Task: Quote the records word for word, starting at the line that contains "scene-clip-thumbnail-2[interactable] bbox=[435, 262, 541, 316]" and ending at the line that contains "clip-list-scrollbar[interactable] bbox=[556, 60, 563, 220]", with both of those lines included.

:: Data to use ::

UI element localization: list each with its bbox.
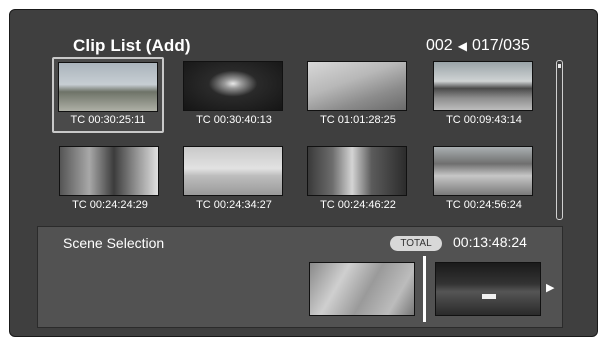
scene-clip-thumbnail-2[interactable] bbox=[435, 262, 541, 316]
clip-thumbnail-3[interactable]: TC 01:01:28:25 bbox=[302, 57, 414, 133]
clip-position: 017/035 bbox=[471, 37, 530, 54]
scene-selection-panel: Scene Selection TOTAL 00:13:48:24 ▶ bbox=[37, 226, 563, 328]
clip-image bbox=[307, 146, 407, 196]
clip-timecode: TC 00:24:24:29 bbox=[72, 199, 148, 211]
clip-image bbox=[183, 146, 283, 196]
clip-thumbnail-2[interactable]: TC 00:30:40:13 bbox=[178, 57, 290, 133]
clip-thumbnail-4[interactable]: TC 00:09:43:14 bbox=[428, 57, 540, 133]
clip-timecode: TC 00:24:56:24 bbox=[446, 199, 522, 211]
page-title: Clip List (Add) bbox=[73, 36, 191, 55]
scene-clip-thumbnail-1[interactable] bbox=[309, 262, 415, 316]
scrollbar-thumb[interactable] bbox=[558, 64, 561, 68]
clip-timecode: TC 00:30:40:13 bbox=[196, 114, 272, 126]
clip-timecode: TC 01:01:28:25 bbox=[320, 114, 396, 126]
scene-selection-label: Scene Selection bbox=[63, 235, 165, 251]
insert-cursor bbox=[423, 256, 426, 322]
total-badge: TOTAL bbox=[390, 236, 442, 251]
clip-list-screen: Clip List (Add) 002 ◀ 017/035 TC 00:30:2… bbox=[9, 9, 598, 337]
clip-image bbox=[433, 146, 533, 196]
clip-thumbnail-1[interactable]: TC 00:30:25:11 bbox=[52, 57, 164, 133]
clip-list-scrollbar[interactable] bbox=[556, 60, 563, 220]
clip-thumbnail-6[interactable]: TC 00:24:34:27 bbox=[178, 142, 290, 218]
right-triangle-icon[interactable]: ▶ bbox=[546, 283, 554, 294]
clip-image bbox=[58, 62, 158, 112]
clip-image bbox=[433, 61, 533, 111]
clip-thumbnail-7[interactable]: TC 00:24:46:22 bbox=[302, 142, 414, 218]
clip-image bbox=[307, 61, 407, 111]
clip-image bbox=[183, 61, 283, 111]
clip-timecode: TC 00:30:25:11 bbox=[70, 114, 146, 126]
left-triangle-icon: ◀ bbox=[457, 39, 467, 53]
clip-thumbnail-5[interactable]: TC 00:24:24:29 bbox=[54, 142, 166, 218]
clip-image bbox=[59, 146, 159, 196]
clip-number: 002 bbox=[426, 37, 453, 54]
clip-timecode: TC 00:24:46:22 bbox=[320, 199, 396, 211]
clip-timecode: TC 00:09:43:14 bbox=[446, 114, 522, 126]
clip-counter: 002 ◀ 017/035 bbox=[426, 37, 530, 55]
total-duration: 00:13:48:24 bbox=[453, 234, 527, 250]
scene-image-highlight bbox=[482, 294, 496, 299]
clip-thumbnail-8[interactable]: TC 00:24:56:24 bbox=[428, 142, 540, 218]
clip-timecode: TC 00:24:34:27 bbox=[196, 199, 272, 211]
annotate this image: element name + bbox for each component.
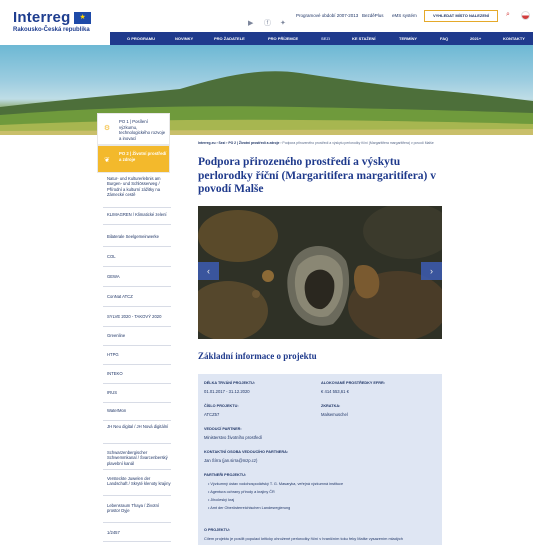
nav-item-pro-zadatele[interactable]: PRO ŽADATELE bbox=[214, 36, 245, 41]
breadcrumb-links[interactable]: Interreg.eu › Sezi › PO 2 | Životní pros… bbox=[198, 141, 279, 145]
youtube-icon[interactable]: ▶ bbox=[248, 12, 253, 30]
chevron-left-icon: ‹ bbox=[207, 266, 210, 276]
pearl-mussel-photo-svg bbox=[198, 206, 442, 339]
search-icon[interactable]: ⌕ bbox=[506, 11, 510, 19]
nav-item-pro-prijemce[interactable]: PRO PŘÍJEMCE bbox=[268, 36, 298, 41]
breadcrumb: Interreg.eu › Sezi › PO 2 | Životní pros… bbox=[198, 141, 440, 145]
sidebar-project-item[interactable]: Natur- und Kulturerlebnis am Burgen- und… bbox=[103, 176, 171, 208]
toplink-period[interactable]: Programové období 2007-2013 bbox=[296, 13, 358, 18]
top-header: Interreg Rakousko-Česká republika Evrops… bbox=[0, 0, 533, 38]
nav-item-terminy[interactable]: TERMÍNY bbox=[399, 36, 417, 41]
sidebar-item-po2[interactable]: ❦ PO 2 | Životní prostředí a zdroje bbox=[97, 145, 170, 173]
hero-landscape-svg bbox=[0, 71, 533, 135]
logo-wordmark: Interreg bbox=[13, 9, 71, 27]
sidebar-project-item[interactable]: Lebensraum Thaya / Životní prostor Dyje bbox=[103, 503, 171, 523]
sidebar-item-po1[interactable]: ⚙ PO 1 | Posílení výzkumu, technologické… bbox=[97, 113, 170, 145]
nav-item-ke-stazeni[interactable]: KE STAŽENÍ bbox=[352, 36, 375, 41]
sidebar-project-item[interactable]: SYLVE 2020 - TAKOVÝ 2020 bbox=[103, 314, 171, 327]
sidebar-project-item[interactable]: COL bbox=[103, 254, 171, 267]
sidebar-project-item[interactable]: Bilaterale Seelgemeinwerke bbox=[103, 234, 171, 247]
sidebar-item-po2-label: PO 2 | Životní prostředí a zdroje bbox=[119, 151, 167, 162]
project-number-label: ČÍSLO PROJEKTU: bbox=[204, 404, 239, 408]
contact-person-value[interactable]: Jan Šírra (jan.sirra@mzp.cz) bbox=[204, 458, 257, 463]
project-number-value: ATCZ57 bbox=[204, 412, 220, 417]
twitter-icon[interactable]: ✦ bbox=[280, 12, 286, 30]
sidebar-project-item[interactable]: IRUS bbox=[103, 390, 171, 403]
environment-leaf-icon: ❦ bbox=[98, 146, 116, 172]
sidebar-item-po1-label: PO 1 | Posílení výzkumu, technologického… bbox=[119, 119, 166, 141]
slider-prev-button[interactable]: ‹ bbox=[198, 262, 219, 280]
sidebar-project-item[interactable]: HTPG bbox=[103, 352, 171, 365]
duration-label: DÉLKA TRVÁNÍ PROJEKTU: bbox=[204, 381, 256, 385]
funds-label: ALOKOVANÉ PROSTŘEDKY EFRR: bbox=[321, 381, 385, 385]
nav-item-sezi[interactable]: SEZI bbox=[321, 36, 330, 41]
project-photo bbox=[198, 206, 442, 339]
breadcrumb-current: › Podpora přirozeného prostředí a výskyt… bbox=[280, 141, 434, 145]
sidebar-project-item[interactable]: KLIMAGREN / Klimatické zelení bbox=[103, 212, 171, 225]
duration-value: 01.01.2017 - 31.12.2020 bbox=[204, 389, 250, 394]
search-location-button[interactable]: VYHLEDAT MÍSTO NALEZENÍ bbox=[424, 10, 498, 22]
chevron-right-icon: › bbox=[430, 266, 433, 276]
research-icon: ⚙ bbox=[98, 114, 116, 144]
sidebar-project-item[interactable]: GEWA bbox=[103, 274, 171, 287]
funds-value: € 414 553,61 € bbox=[321, 389, 349, 394]
sidebar-project-item[interactable]: Versteckte Juwelen der Landschaft / Skry… bbox=[103, 476, 171, 496]
sidebar-project-item[interactable]: 1/2457 bbox=[103, 530, 171, 542]
nav-item-faq[interactable]: FAQ bbox=[440, 36, 448, 41]
partner-list-item: • Agentura ochrany přírody a krajiny ČR bbox=[208, 490, 275, 494]
slider-next-button[interactable]: › bbox=[421, 262, 442, 280]
lead-partner-label: VEDOUCÍ PARTNER: bbox=[204, 427, 242, 431]
language-flag-icon[interactable] bbox=[521, 11, 530, 20]
nav-item-2021[interactable]: 2021+ bbox=[470, 36, 481, 41]
hero-landscape-image bbox=[0, 45, 533, 135]
partner-list-item: • Výzkumný ústav vodohospodářský T. G. M… bbox=[208, 482, 344, 486]
sidebar-project-item[interactable]: INTEKO bbox=[103, 371, 171, 384]
abbreviation-label: ZKRATKA: bbox=[321, 404, 341, 408]
sidebar-project-item[interactable]: Schwarzenbergischer Schwemmkanal / Švarc… bbox=[103, 450, 171, 470]
nav-item-kontakty[interactable]: KONTAKTY bbox=[503, 36, 525, 41]
about-project-value: Cílem projektu je posílit populaci kriti… bbox=[204, 536, 403, 541]
contact-person-label: KONTAKTNÍ OSOBA VEDOUCÍHO PARTNERA: bbox=[204, 450, 289, 454]
facebook-icon[interactable]: ⓕ bbox=[264, 12, 271, 30]
toplink-ems[interactable]: eMS systém bbox=[392, 13, 417, 18]
nav-item-novinky[interactable]: NOVINKY bbox=[175, 36, 193, 41]
main-navigation: O PROGRAMU NOVINKY PRO ŽADATELE PRO PŘÍJ… bbox=[0, 32, 533, 45]
sidebar-project-item[interactable]: WaterMon bbox=[103, 408, 171, 421]
section-title-basic-info: Základní informace o projektu bbox=[198, 351, 317, 361]
lead-partner-value: Ministerstvo životního prostředí bbox=[204, 435, 262, 440]
nav-spacer bbox=[0, 32, 110, 45]
partner-list-item: • Jihočeský kraj bbox=[208, 498, 235, 502]
partner-list-item: • Amt der Oberösterreichischen Landesreg… bbox=[208, 506, 291, 510]
abbreviation-value: Malsemuschel bbox=[321, 412, 348, 417]
sidebar-project-item[interactable]: Greenline bbox=[103, 333, 171, 346]
nav-item-o-programu[interactable]: O PROGRAMU bbox=[127, 36, 155, 41]
about-project-label: O PROJEKTU: bbox=[204, 528, 230, 532]
project-info-box: DÉLKA TRVÁNÍ PROJEKTU: 01.01.2017 - 31.1… bbox=[198, 374, 442, 545]
sidebar-project-item[interactable]: JH Neu digital / JH Nová digitální bbox=[103, 424, 171, 444]
page-title: Podpora přirozeného prostředí a výskytu … bbox=[198, 156, 437, 195]
interreg-logo[interactable]: Interreg bbox=[13, 9, 92, 27]
partners-label: PARTNEŘI PROJEKTU: bbox=[204, 473, 247, 477]
eu-flag-icon bbox=[74, 11, 92, 24]
sidebar-project-item[interactable]: ConNat ATCZ bbox=[103, 294, 171, 307]
toplink-bezdeplus[interactable]: BezděPlus bbox=[362, 13, 384, 18]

:::

Finished answer:
scene-clip-thumbnail-2[interactable] bbox=[435, 262, 541, 316]
clip-thumbnail-3[interactable]: TC 01:01:28:25 bbox=[302, 57, 414, 133]
clip-position: 017/035 bbox=[471, 37, 530, 54]
scene-selection-panel: Scene Selection TOTAL 00:13:48:24 ▶ bbox=[37, 226, 563, 328]
clip-image bbox=[307, 146, 407, 196]
clip-timecode: TC 00:24:24:29 bbox=[72, 199, 148, 211]
clip-image bbox=[183, 146, 283, 196]
clip-thumbnail-2[interactable]: TC 00:30:40:13 bbox=[178, 57, 290, 133]
clip-thumbnail-4[interactable]: TC 00:09:43:14 bbox=[428, 57, 540, 133]
clip-timecode: TC 00:24:56:24 bbox=[446, 199, 522, 211]
page-title: Clip List (Add) bbox=[73, 36, 191, 55]
scene-clip-thumbnail-1[interactable] bbox=[309, 262, 415, 316]
scrollbar-thumb[interactable] bbox=[558, 64, 561, 68]
clip-timecode: TC 00:30:40:13 bbox=[196, 114, 272, 126]
clip-timecode: TC 01:01:28:25 bbox=[320, 114, 396, 126]
scene-selection-label: Scene Selection bbox=[63, 235, 165, 251]
insert-cursor bbox=[423, 256, 426, 322]
total-badge: TOTAL bbox=[390, 236, 442, 251]
clip-list-screen: Clip List (Add) 002 ◀ 017/035 TC 00:30:2… bbox=[9, 9, 598, 337]
clip-image bbox=[433, 146, 533, 196]
clip-thumbnail-1[interactable]: TC 00:30:25:11 bbox=[52, 57, 164, 133]
clip-list-scrollbar[interactable] bbox=[556, 60, 563, 220]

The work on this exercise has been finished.